**INSTRUCTIONS FOR THE TASK**
Copy all the entries word for word, but omit the pictures.

(Collected data entries)
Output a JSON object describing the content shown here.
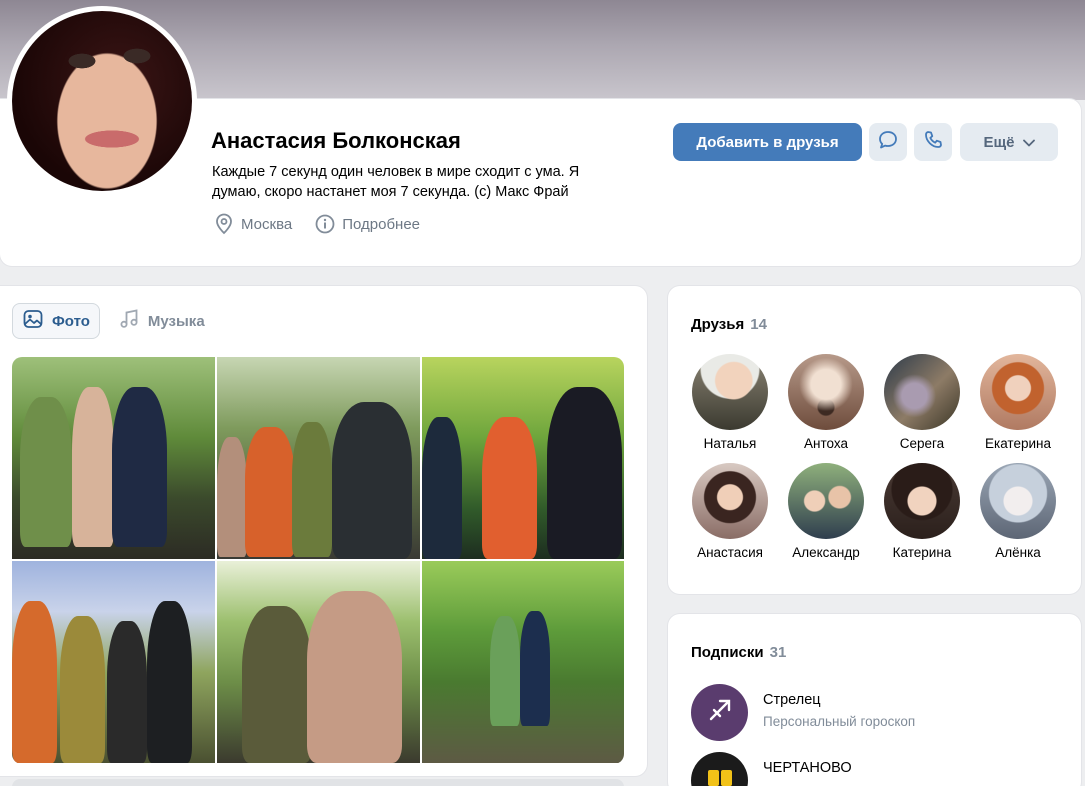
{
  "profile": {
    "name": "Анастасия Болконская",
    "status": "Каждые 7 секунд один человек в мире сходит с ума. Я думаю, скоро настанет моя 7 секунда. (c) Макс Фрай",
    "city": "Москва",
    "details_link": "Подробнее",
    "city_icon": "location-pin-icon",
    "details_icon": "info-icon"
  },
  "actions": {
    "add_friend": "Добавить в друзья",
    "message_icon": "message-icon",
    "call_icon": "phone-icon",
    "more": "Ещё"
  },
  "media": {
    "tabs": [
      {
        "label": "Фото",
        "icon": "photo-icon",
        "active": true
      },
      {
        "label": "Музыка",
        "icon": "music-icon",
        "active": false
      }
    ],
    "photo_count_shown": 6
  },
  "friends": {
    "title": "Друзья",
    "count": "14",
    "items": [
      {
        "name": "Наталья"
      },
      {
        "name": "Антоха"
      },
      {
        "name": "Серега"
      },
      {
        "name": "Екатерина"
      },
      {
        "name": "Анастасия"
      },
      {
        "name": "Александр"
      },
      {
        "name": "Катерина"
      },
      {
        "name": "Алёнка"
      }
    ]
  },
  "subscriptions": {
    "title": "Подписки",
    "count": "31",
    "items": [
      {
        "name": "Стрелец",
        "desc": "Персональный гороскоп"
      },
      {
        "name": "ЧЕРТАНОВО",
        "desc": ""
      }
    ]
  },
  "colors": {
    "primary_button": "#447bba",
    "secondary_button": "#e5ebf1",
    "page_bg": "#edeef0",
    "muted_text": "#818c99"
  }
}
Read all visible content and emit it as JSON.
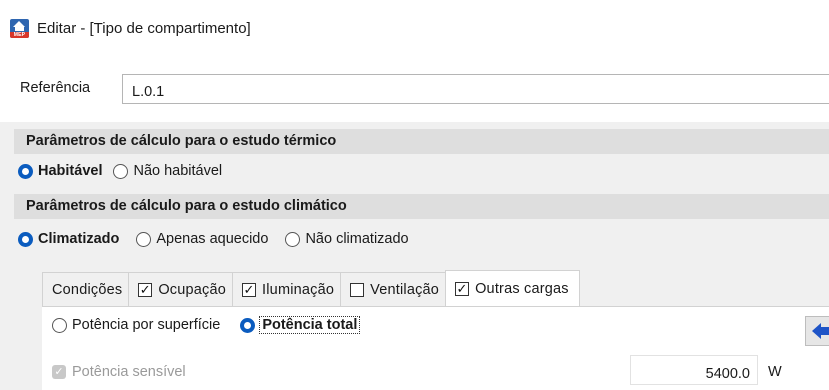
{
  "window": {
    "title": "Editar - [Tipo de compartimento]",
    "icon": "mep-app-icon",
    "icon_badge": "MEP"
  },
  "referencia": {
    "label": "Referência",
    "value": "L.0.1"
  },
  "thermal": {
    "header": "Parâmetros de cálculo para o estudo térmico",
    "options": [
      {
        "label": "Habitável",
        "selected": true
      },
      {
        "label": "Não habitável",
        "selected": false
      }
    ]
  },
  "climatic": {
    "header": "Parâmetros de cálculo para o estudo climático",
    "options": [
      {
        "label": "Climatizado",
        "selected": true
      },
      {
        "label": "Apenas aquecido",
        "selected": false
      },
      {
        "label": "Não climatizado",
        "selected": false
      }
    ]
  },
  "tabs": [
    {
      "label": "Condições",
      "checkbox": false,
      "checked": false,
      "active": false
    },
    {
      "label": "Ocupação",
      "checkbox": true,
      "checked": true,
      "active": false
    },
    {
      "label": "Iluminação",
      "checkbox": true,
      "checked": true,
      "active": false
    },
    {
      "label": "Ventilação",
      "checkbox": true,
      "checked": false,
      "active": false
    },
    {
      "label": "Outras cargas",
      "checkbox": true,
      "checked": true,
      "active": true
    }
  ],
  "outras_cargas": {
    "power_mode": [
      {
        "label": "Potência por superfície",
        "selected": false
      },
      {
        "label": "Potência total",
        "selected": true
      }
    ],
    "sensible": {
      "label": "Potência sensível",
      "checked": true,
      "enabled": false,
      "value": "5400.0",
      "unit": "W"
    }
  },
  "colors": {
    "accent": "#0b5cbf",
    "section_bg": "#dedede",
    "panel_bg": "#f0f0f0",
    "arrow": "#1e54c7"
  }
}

**EXPECTED ANSWER**
Output a JSON object describing the content shown here.
{
  "profile": {
    "name": "Анастасия Болконская",
    "status": "Каждые 7 секунд один человек в мире сходит с ума. Я думаю, скоро настанет моя 7 секунда. (c) Макс Фрай",
    "city": "Москва",
    "details_link": "Подробнее",
    "city_icon": "location-pin-icon",
    "details_icon": "info-icon"
  },
  "actions": {
    "add_friend": "Добавить в друзья",
    "message_icon": "message-icon",
    "call_icon": "phone-icon",
    "more": "Ещё"
  },
  "media": {
    "tabs": [
      {
        "label": "Фото",
        "icon": "photo-icon",
        "active": true
      },
      {
        "label": "Музыка",
        "icon": "music-icon",
        "active": false
      }
    ],
    "photo_count_shown": 6
  },
  "friends": {
    "title": "Друзья",
    "count": "14",
    "items": [
      {
        "name": "Наталья"
      },
      {
        "name": "Антоха"
      },
      {
        "name": "Серега"
      },
      {
        "name": "Екатерина"
      },
      {
        "name": "Анастасия"
      },
      {
        "name": "Александр"
      },
      {
        "name": "Катерина"
      },
      {
        "name": "Алёнка"
      }
    ]
  },
  "subscriptions": {
    "title": "Подписки",
    "count": "31",
    "items": [
      {
        "name": "Стрелец",
        "desc": "Персональный гороскоп"
      },
      {
        "name": "ЧЕРТАНОВО",
        "desc": ""
      }
    ]
  },
  "colors": {
    "primary_button": "#447bba",
    "secondary_button": "#e5ebf1",
    "page_bg": "#edeef0",
    "muted_text": "#818c99"
  }
}
Read all visible content and emit it as JSON.
{
  "window": {
    "title": "Editar - [Tipo de compartimento]",
    "icon": "mep-app-icon",
    "icon_badge": "MEP"
  },
  "referencia": {
    "label": "Referência",
    "value": "L.0.1"
  },
  "thermal": {
    "header": "Parâmetros de cálculo para o estudo térmico",
    "options": [
      {
        "label": "Habitável",
        "selected": true
      },
      {
        "label": "Não habitável",
        "selected": false
      }
    ]
  },
  "climatic": {
    "header": "Parâmetros de cálculo para o estudo climático",
    "options": [
      {
        "label": "Climatizado",
        "selected": true
      },
      {
        "label": "Apenas aquecido",
        "selected": false
      },
      {
        "label": "Não climatizado",
        "selected": false
      }
    ]
  },
  "tabs": [
    {
      "label": "Condições",
      "checkbox": false,
      "checked": false,
      "active": false
    },
    {
      "label": "Ocupação",
      "checkbox": true,
      "checked": true,
      "active": false
    },
    {
      "label": "Iluminação",
      "checkbox": true,
      "checked": true,
      "active": false
    },
    {
      "label": "Ventilação",
      "checkbox": true,
      "checked": false,
      "active": false
    },
    {
      "label": "Outras cargas",
      "checkbox": true,
      "checked": true,
      "active": true
    }
  ],
  "outras_cargas": {
    "power_mode": [
      {
        "label": "Potência por superfície",
        "selected": false
      },
      {
        "label": "Potência total",
        "selected": true
      }
    ],
    "sensible": {
      "label": "Potência sensível",
      "checked": true,
      "enabled": false,
      "value": "5400.0",
      "unit": "W"
    }
  },
  "colors": {
    "accent": "#0b5cbf",
    "section_bg": "#dedede",
    "panel_bg": "#f0f0f0",
    "arrow": "#1e54c7"
  }
}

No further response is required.